### Task brief:
Present the following entries again, word for word and in full.

### Dataset records:
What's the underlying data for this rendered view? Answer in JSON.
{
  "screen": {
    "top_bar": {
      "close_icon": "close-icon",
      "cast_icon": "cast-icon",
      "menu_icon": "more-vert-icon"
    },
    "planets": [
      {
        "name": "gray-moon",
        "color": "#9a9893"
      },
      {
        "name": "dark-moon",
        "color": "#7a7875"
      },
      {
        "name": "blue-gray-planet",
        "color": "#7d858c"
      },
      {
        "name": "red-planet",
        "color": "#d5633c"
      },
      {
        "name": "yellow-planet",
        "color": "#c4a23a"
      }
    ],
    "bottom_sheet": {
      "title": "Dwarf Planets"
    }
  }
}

### Response for this exercise:
What's the underlying data for this rendered view? Answer in JSON.
{
  "screen": {
    "top_bar": {
      "close_icon": "close-icon",
      "cast_icon": "cast-icon",
      "menu_icon": "more-vert-icon"
    },
    "planets": [
      {
        "name": "gray-moon",
        "color": "#9a9893"
      },
      {
        "name": "dark-moon",
        "color": "#7a7875"
      },
      {
        "name": "blue-gray-planet",
        "color": "#7d858c"
      },
      {
        "name": "red-planet",
        "color": "#d5633c"
      },
      {
        "name": "yellow-planet",
        "color": "#c4a23a"
      }
    ],
    "bottom_sheet": {
      "title": "Dwarf Planets"
    }
  }
}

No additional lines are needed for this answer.